▶ [Short exercise] Note each line of the listing that contains the string "genre", and copy it.

━━━━━ Entries shown

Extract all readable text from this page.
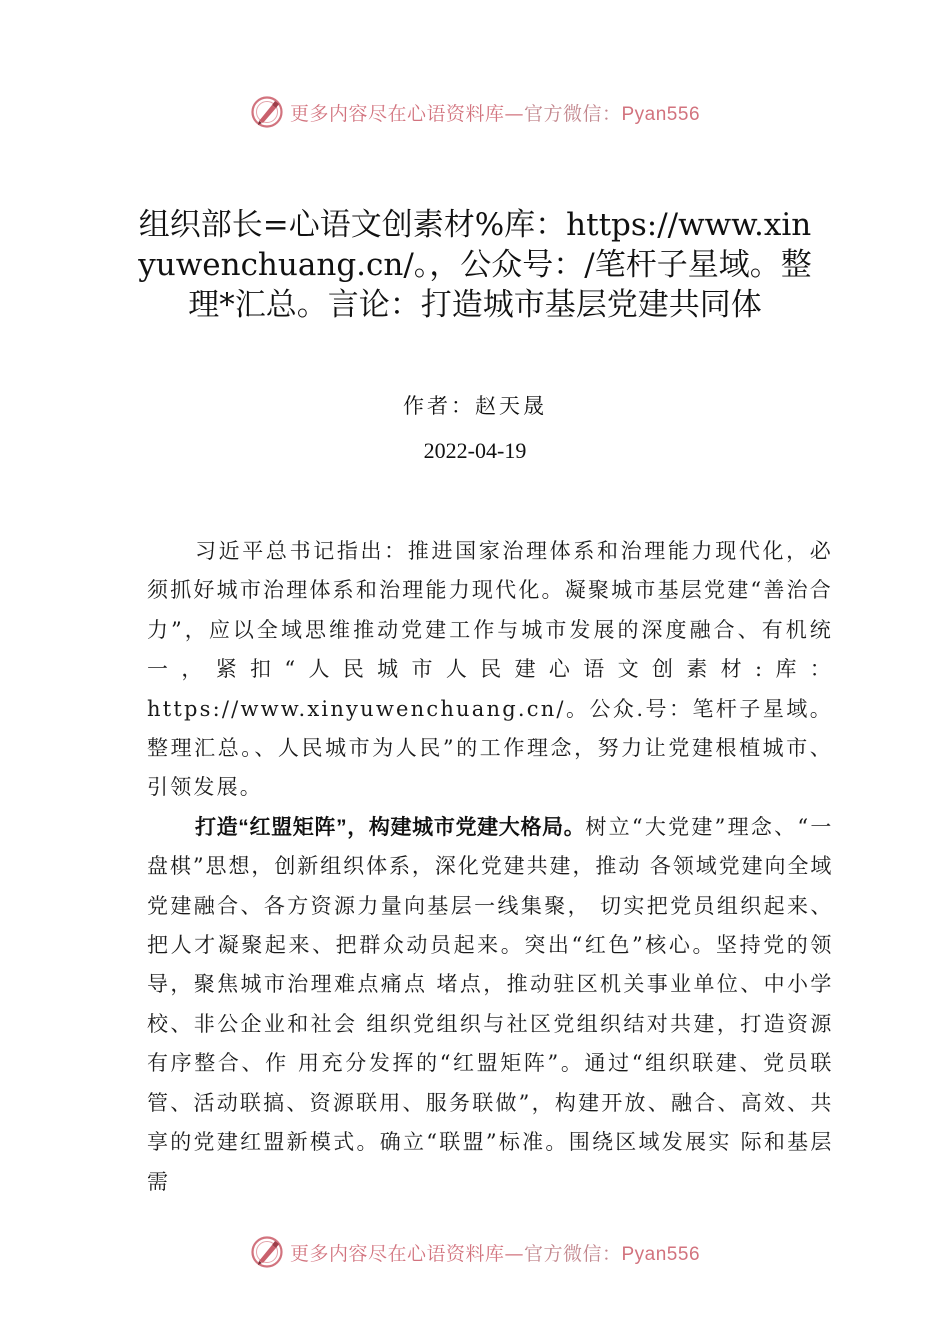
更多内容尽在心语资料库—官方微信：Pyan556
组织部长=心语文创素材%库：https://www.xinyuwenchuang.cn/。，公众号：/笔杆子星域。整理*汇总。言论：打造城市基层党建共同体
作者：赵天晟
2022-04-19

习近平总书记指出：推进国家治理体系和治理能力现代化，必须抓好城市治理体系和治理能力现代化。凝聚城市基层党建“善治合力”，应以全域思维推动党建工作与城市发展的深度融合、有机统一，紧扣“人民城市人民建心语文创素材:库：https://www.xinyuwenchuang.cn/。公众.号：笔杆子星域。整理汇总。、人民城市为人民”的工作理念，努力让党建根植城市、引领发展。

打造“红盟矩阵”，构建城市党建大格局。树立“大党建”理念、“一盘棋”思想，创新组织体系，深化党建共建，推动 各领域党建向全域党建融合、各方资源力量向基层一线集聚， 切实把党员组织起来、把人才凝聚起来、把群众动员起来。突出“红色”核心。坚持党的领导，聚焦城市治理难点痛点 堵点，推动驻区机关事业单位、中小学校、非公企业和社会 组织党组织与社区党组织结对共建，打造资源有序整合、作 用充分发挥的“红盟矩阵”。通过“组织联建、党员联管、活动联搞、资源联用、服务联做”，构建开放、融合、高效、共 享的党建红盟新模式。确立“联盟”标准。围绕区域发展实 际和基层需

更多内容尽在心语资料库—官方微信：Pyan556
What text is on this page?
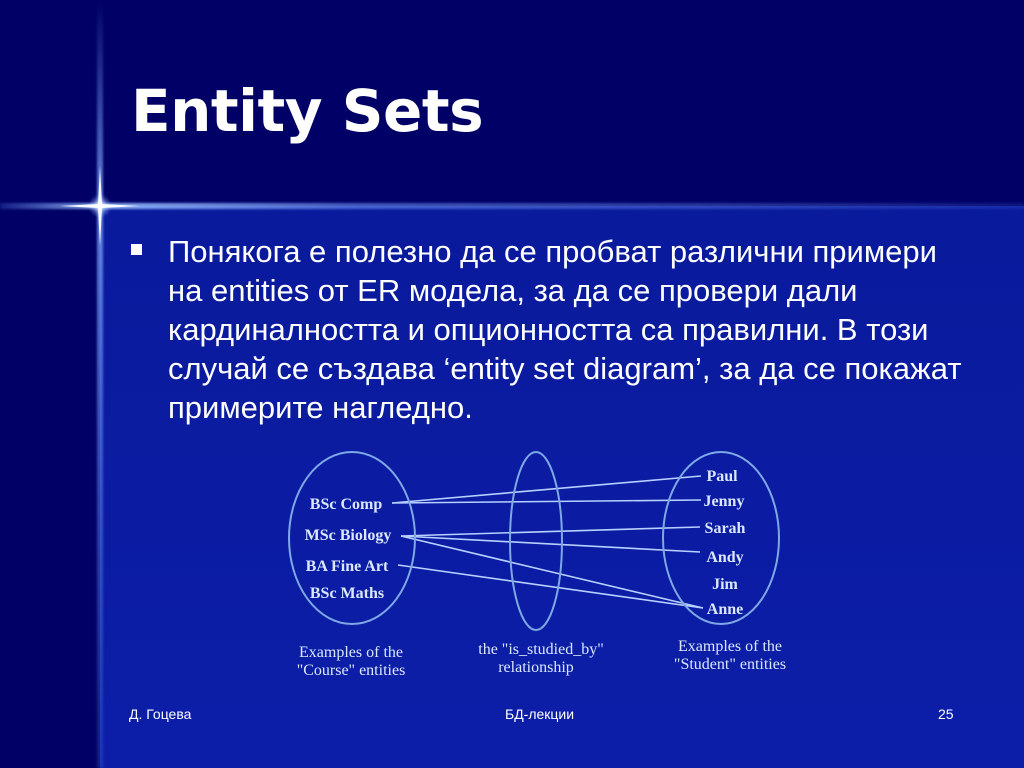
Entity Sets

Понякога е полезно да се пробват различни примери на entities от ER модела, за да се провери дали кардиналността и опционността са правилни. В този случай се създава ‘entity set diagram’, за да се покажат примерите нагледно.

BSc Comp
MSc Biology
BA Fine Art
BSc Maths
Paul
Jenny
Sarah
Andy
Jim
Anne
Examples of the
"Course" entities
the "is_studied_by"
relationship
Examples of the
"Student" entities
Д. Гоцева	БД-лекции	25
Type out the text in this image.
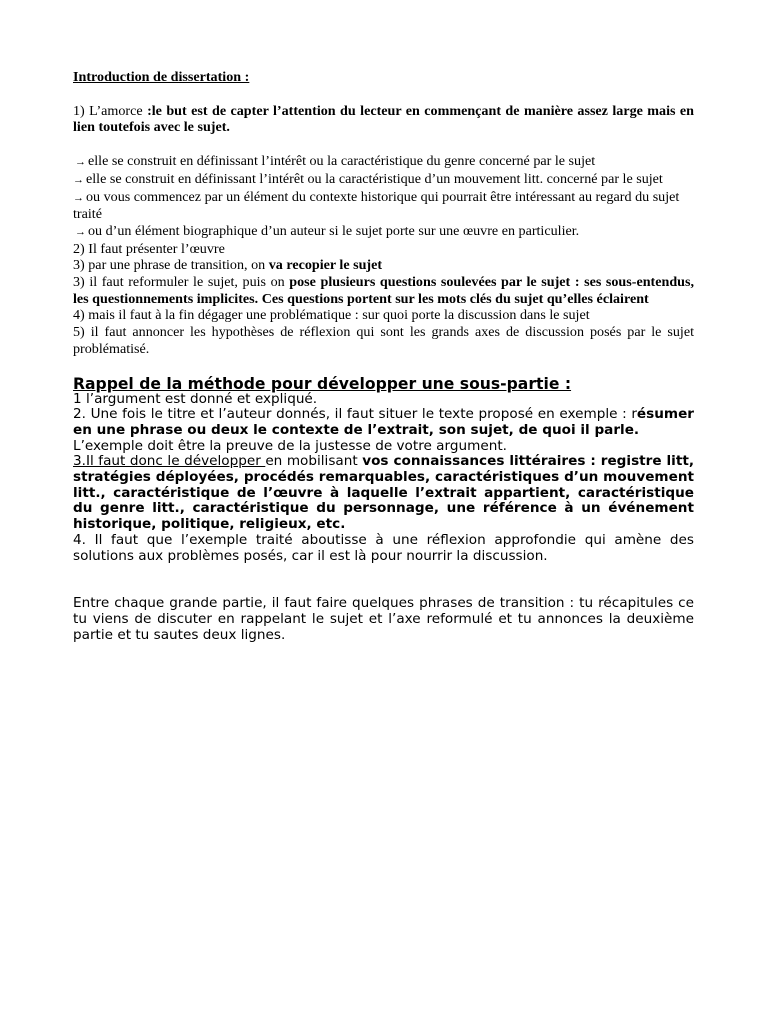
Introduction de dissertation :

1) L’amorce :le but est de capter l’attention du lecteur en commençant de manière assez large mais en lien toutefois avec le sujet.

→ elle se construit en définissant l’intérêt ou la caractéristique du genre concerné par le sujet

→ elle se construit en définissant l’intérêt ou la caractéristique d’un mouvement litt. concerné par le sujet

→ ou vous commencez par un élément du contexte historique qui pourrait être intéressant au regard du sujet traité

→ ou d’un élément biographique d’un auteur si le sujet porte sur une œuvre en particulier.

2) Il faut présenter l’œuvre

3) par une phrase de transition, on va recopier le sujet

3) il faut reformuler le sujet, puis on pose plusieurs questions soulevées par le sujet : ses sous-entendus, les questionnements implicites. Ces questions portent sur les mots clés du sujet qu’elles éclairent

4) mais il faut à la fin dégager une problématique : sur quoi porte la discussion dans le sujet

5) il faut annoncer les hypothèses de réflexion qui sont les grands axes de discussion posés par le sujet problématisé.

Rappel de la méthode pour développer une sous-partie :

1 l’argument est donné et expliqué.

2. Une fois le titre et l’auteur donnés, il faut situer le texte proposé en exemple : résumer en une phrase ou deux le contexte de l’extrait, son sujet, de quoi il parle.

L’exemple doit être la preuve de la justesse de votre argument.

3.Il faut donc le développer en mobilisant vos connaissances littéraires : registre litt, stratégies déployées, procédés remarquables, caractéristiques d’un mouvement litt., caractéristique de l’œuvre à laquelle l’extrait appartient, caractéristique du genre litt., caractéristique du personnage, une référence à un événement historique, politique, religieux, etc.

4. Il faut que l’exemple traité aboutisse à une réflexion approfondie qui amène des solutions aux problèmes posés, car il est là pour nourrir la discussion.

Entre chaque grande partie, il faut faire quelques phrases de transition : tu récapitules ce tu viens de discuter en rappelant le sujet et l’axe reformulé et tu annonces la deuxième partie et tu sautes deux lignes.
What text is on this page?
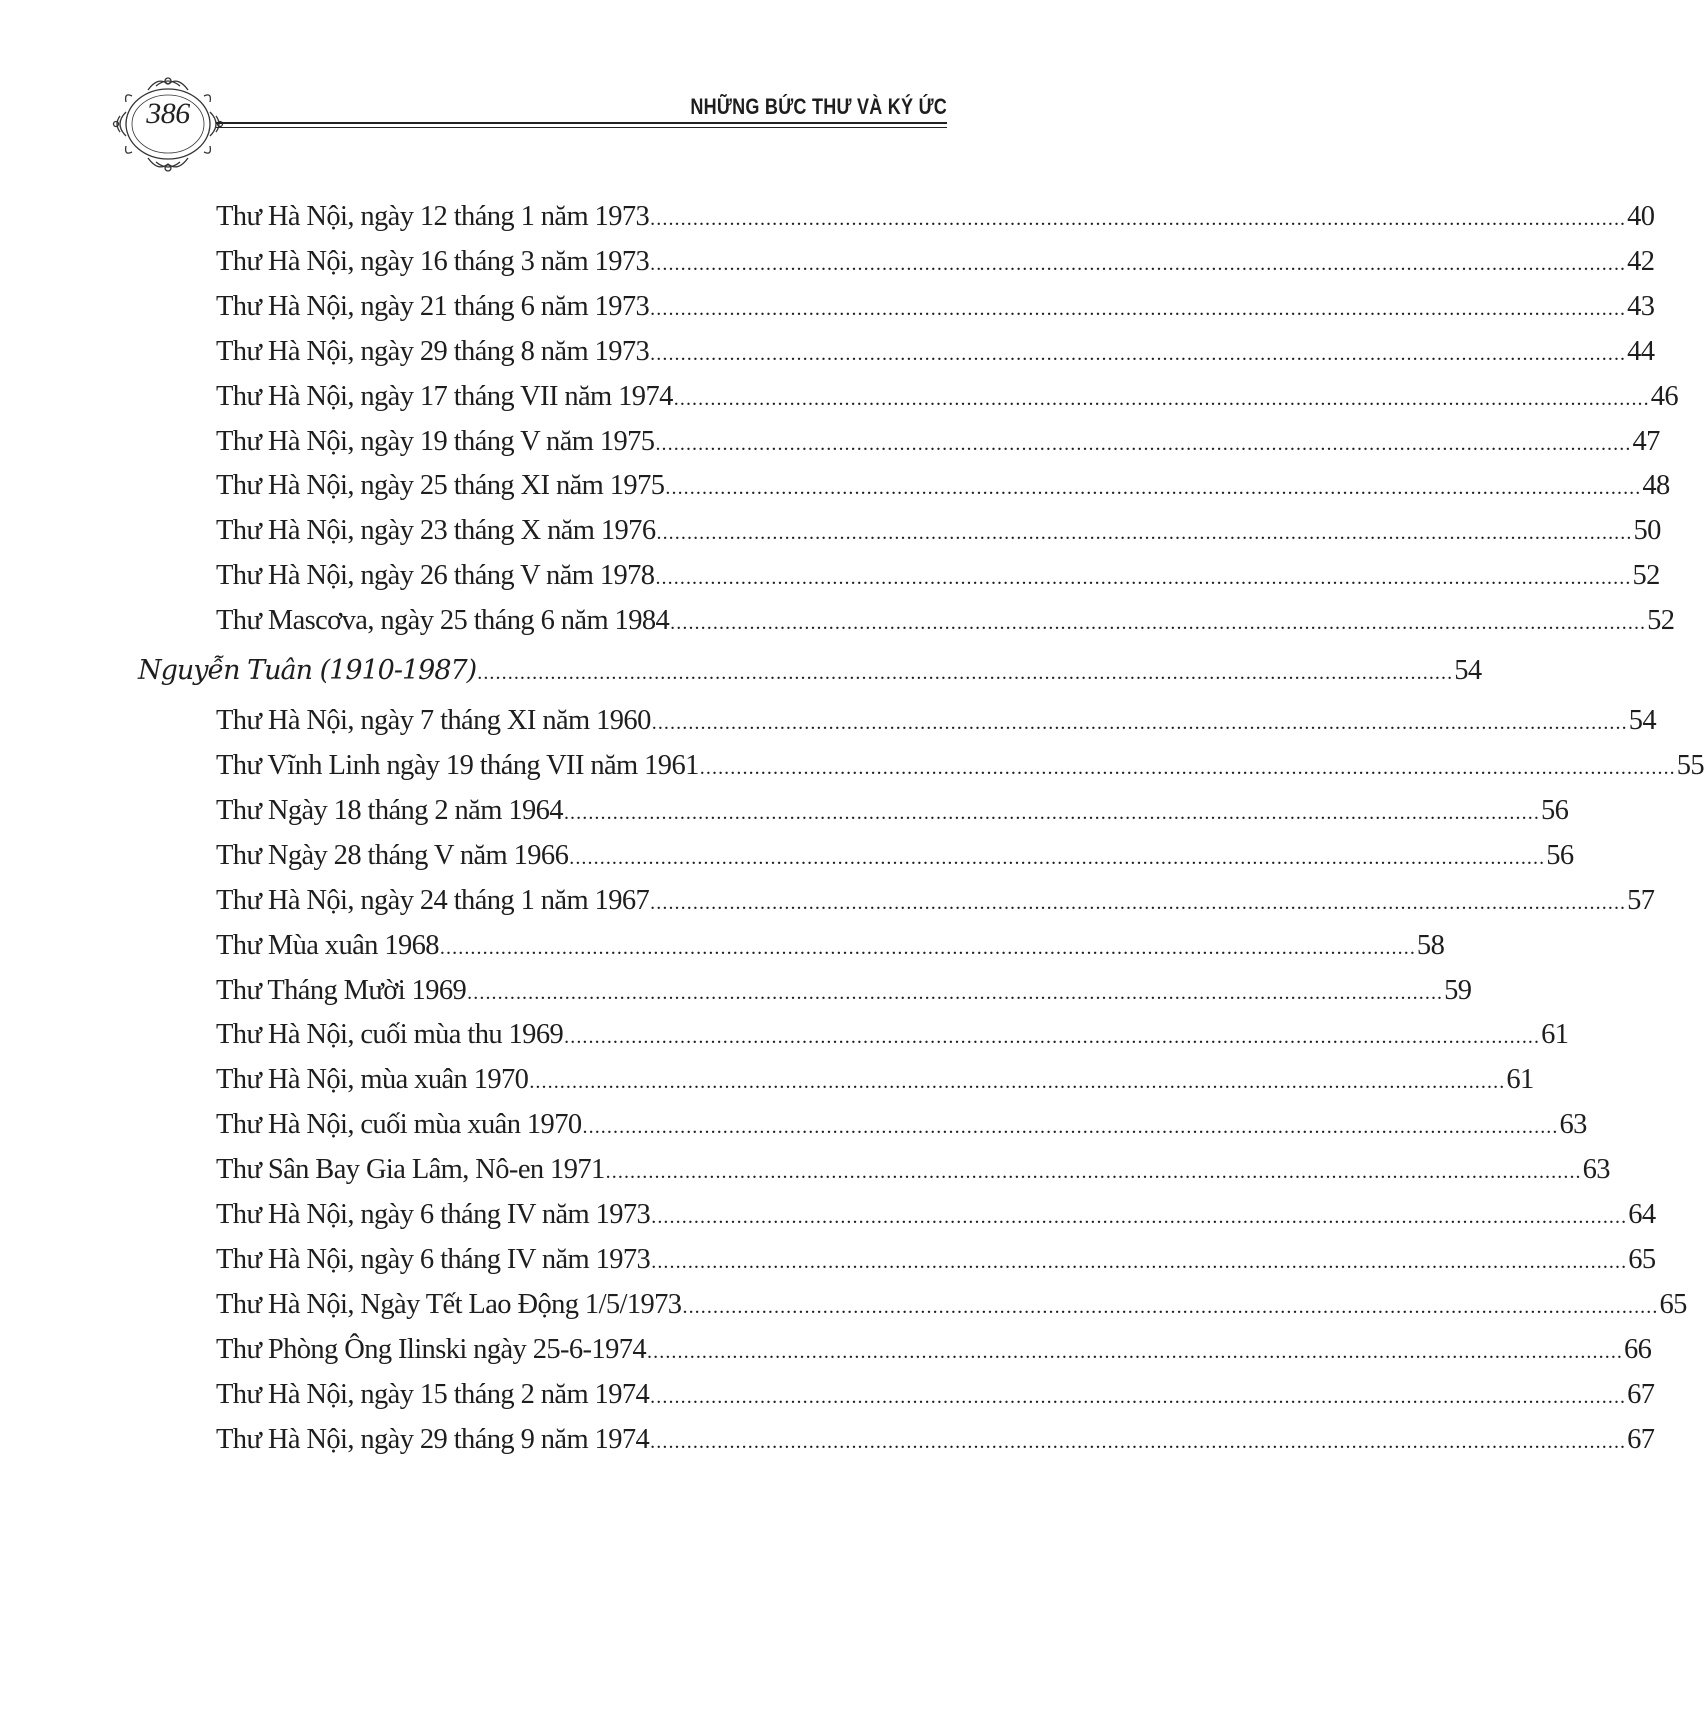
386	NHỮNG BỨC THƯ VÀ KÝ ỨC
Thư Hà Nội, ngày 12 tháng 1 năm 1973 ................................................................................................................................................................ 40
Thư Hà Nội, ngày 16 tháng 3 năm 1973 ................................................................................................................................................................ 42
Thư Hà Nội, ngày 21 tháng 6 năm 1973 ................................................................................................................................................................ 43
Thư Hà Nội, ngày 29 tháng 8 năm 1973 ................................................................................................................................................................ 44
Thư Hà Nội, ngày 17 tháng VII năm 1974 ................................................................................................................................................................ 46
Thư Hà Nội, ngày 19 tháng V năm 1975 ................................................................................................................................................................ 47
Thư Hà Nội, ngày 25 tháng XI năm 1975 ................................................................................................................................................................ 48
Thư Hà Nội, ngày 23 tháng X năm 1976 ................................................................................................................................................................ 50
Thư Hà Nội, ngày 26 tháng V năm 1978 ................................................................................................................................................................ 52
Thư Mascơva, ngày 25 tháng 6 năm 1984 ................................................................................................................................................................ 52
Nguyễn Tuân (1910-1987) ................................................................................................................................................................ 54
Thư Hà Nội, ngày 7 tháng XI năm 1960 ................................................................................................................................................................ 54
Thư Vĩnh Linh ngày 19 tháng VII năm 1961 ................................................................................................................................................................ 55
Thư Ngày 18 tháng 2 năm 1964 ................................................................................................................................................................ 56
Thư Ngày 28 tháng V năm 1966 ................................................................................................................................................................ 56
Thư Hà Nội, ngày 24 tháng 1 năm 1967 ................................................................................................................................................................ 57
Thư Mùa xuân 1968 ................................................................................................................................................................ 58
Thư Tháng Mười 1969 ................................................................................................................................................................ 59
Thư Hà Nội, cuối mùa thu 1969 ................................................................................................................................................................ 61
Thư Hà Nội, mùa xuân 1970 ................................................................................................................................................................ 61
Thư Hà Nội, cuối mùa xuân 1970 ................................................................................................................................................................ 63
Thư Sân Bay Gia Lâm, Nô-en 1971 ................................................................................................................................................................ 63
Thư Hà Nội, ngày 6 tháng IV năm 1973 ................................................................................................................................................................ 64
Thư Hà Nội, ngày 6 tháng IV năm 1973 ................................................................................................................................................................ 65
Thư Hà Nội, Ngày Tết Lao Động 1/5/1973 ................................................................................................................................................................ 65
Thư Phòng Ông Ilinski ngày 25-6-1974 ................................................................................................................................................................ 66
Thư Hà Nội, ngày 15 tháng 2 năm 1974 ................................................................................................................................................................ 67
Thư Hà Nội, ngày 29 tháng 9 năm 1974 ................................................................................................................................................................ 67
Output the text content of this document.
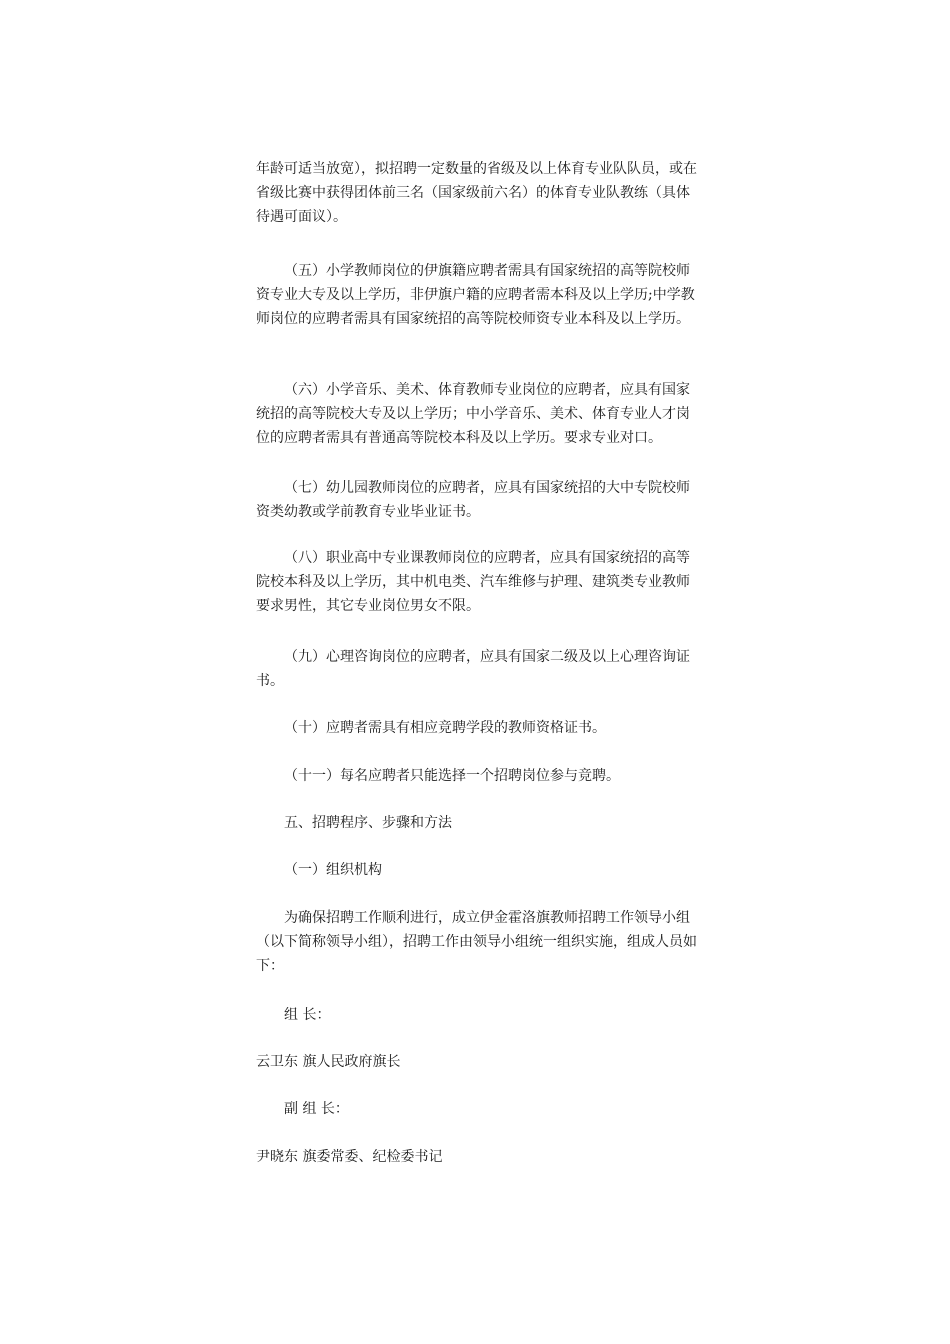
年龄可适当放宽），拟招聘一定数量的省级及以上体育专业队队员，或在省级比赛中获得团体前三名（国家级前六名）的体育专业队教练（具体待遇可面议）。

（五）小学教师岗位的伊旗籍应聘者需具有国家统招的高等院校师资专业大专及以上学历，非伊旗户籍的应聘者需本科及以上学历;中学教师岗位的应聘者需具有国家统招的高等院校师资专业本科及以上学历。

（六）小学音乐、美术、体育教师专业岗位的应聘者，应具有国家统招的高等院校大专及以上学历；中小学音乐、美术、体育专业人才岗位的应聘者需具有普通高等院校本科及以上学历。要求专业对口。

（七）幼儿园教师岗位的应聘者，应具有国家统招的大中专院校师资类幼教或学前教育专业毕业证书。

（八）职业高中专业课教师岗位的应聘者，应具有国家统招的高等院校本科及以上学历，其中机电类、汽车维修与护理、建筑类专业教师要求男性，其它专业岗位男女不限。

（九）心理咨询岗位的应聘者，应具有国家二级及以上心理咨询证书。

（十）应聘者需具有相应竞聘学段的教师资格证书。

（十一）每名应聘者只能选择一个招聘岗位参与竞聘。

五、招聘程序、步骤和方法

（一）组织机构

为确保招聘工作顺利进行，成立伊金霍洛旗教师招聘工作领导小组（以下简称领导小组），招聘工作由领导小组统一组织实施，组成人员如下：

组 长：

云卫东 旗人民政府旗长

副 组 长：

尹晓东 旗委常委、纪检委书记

━━━━━━━━━━

▶ [The answer]
→ elle se construit en définissant l’intérêt ou la caractéristique du genre concerné par le sujet
3.Il faut donc le développer en mobilisant vos connaissances littéraires : registre litt, stratégies déployées, procédés remarquables, caractéristiques d’un mouvement litt., caractéristique de l’œuvre à laquelle l’extrait appartient, caractéristique du genre litt., caractéristique du personnage, une référence à un événement historique, politique, religieux, etc.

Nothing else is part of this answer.